PROBLEM REQUIREMENTS: Reproduce all the entries exactly.

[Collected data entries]
==*==
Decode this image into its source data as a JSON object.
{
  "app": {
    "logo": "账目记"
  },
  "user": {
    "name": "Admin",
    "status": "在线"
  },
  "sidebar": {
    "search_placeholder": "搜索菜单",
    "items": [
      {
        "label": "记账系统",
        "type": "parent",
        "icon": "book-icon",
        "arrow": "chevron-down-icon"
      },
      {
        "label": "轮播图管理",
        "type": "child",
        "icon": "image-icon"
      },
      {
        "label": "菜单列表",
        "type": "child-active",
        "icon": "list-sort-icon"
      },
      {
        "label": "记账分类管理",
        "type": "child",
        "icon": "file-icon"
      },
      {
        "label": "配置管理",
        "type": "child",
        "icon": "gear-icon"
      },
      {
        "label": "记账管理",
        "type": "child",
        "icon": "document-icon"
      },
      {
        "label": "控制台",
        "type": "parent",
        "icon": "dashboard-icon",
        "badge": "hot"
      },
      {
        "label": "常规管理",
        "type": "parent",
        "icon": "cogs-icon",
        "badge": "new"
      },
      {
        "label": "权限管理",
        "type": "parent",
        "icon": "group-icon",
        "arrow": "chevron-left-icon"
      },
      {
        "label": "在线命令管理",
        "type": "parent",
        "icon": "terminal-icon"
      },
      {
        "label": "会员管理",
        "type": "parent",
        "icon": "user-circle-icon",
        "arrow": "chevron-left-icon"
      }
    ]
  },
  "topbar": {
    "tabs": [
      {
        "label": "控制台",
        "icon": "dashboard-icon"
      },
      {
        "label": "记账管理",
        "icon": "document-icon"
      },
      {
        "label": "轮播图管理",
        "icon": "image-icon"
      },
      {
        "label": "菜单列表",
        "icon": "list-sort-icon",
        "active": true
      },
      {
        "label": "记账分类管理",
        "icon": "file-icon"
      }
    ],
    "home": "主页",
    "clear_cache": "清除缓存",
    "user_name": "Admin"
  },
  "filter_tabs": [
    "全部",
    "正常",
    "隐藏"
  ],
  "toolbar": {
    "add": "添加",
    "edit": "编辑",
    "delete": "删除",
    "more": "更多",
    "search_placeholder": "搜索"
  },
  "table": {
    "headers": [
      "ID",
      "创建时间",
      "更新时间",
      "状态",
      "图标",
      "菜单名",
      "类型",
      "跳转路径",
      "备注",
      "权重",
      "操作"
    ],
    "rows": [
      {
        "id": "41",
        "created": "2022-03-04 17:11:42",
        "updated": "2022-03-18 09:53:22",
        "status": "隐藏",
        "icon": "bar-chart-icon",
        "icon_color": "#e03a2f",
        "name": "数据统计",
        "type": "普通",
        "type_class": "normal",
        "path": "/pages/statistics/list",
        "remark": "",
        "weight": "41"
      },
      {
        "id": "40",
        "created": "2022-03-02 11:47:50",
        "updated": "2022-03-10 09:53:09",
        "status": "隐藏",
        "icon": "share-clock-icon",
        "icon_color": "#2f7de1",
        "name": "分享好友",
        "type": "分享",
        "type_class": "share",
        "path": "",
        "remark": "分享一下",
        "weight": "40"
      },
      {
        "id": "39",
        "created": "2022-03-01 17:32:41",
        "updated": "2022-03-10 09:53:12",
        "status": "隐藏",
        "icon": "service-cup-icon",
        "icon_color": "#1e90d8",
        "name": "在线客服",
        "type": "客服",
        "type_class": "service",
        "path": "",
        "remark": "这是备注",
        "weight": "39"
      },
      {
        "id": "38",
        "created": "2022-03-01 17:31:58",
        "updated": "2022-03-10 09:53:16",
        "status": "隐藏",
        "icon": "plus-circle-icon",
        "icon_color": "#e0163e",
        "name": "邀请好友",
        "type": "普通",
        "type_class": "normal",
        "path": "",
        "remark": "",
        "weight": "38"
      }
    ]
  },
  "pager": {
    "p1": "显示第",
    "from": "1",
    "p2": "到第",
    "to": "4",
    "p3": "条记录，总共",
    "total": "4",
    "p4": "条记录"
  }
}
==*==
EXERCISE ANSWER:
Decode this image into its source data as a JSON object.
{
  "app": {
    "logo": "账目记"
  },
  "user": {
    "name": "Admin",
    "status": "在线"
  },
  "sidebar": {
    "search_placeholder": "搜索菜单",
    "items": [
      {
        "label": "记账系统",
        "type": "parent",
        "icon": "book-icon",
        "arrow": "chevron-down-icon"
      },
      {
        "label": "轮播图管理",
        "type": "child",
        "icon": "image-icon"
      },
      {
        "label": "菜单列表",
        "type": "child-active",
        "icon": "list-sort-icon"
      },
      {
        "label": "记账分类管理",
        "type": "child",
        "icon": "file-icon"
      },
      {
        "label": "配置管理",
        "type": "child",
        "icon": "gear-icon"
      },
      {
        "label": "记账管理",
        "type": "child",
        "icon": "document-icon"
      },
      {
        "label": "控制台",
        "type": "parent",
        "icon": "dashboard-icon",
        "badge": "hot"
      },
      {
        "label": "常规管理",
        "type": "parent",
        "icon": "cogs-icon",
        "badge": "new"
      },
      {
        "label": "权限管理",
        "type": "parent",
        "icon": "group-icon",
        "arrow": "chevron-left-icon"
      },
      {
        "label": "在线命令管理",
        "type": "parent",
        "icon": "terminal-icon"
      },
      {
        "label": "会员管理",
        "type": "parent",
        "icon": "user-circle-icon",
        "arrow": "chevron-left-icon"
      }
    ]
  },
  "topbar": {
    "tabs": [
      {
        "label": "控制台",
        "icon": "dashboard-icon"
      },
      {
        "label": "记账管理",
        "icon": "document-icon"
      },
      {
        "label": "轮播图管理",
        "icon": "image-icon"
      },
      {
        "label": "菜单列表",
        "icon": "list-sort-icon",
        "active": true
      },
      {
        "label": "记账分类管理",
        "icon": "file-icon"
      }
    ],
    "home": "主页",
    "clear_cache": "清除缓存",
    "user_name": "Admin"
  },
  "filter_tabs": [
    "全部",
    "正常",
    "隐藏"
  ],
  "toolbar": {
    "add": "添加",
    "edit": "编辑",
    "delete": "删除",
    "more": "更多",
    "search_placeholder": "搜索"
  },
  "table": {
    "headers": [
      "ID",
      "创建时间",
      "更新时间",
      "状态",
      "图标",
      "菜单名",
      "类型",
      "跳转路径",
      "备注",
      "权重",
      "操作"
    ],
    "rows": [
      {
        "id": "41",
        "created": "2022-03-04 17:11:42",
        "updated": "2022-03-18 09:53:22",
        "status": "隐藏",
        "icon": "bar-chart-icon",
        "icon_color": "#e03a2f",
        "name": "数据统计",
        "type": "普通",
        "type_class": "normal",
        "path": "/pages/statistics/list",
        "remark": "",
        "weight": "41"
      },
      {
        "id": "40",
        "created": "2022-03-02 11:47:50",
        "updated": "2022-03-10 09:53:09",
        "status": "隐藏",
        "icon": "share-clock-icon",
        "icon_color": "#2f7de1",
        "name": "分享好友",
        "type": "分享",
        "type_class": "share",
        "path": "",
        "remark": "分享一下",
        "weight": "40"
      },
      {
        "id": "39",
        "created": "2022-03-01 17:32:41",
        "updated": "2022-03-10 09:53:12",
        "status": "隐藏",
        "icon": "service-cup-icon",
        "icon_color": "#1e90d8",
        "name": "在线客服",
        "type": "客服",
        "type_class": "service",
        "path": "",
        "remark": "这是备注",
        "weight": "39"
      },
      {
        "id": "38",
        "created": "2022-03-01 17:31:58",
        "updated": "2022-03-10 09:53:16",
        "status": "隐藏",
        "icon": "plus-circle-icon",
        "icon_color": "#e0163e",
        "name": "邀请好友",
        "type": "普通",
        "type_class": "normal",
        "path": "",
        "remark": "",
        "weight": "38"
      }
    ]
  },
  "pager": {
    "p1": "显示第",
    "from": "1",
    "p2": "到第",
    "to": "4",
    "p3": "条记录，总共",
    "total": "4",
    "p4": "条记录"
  }
}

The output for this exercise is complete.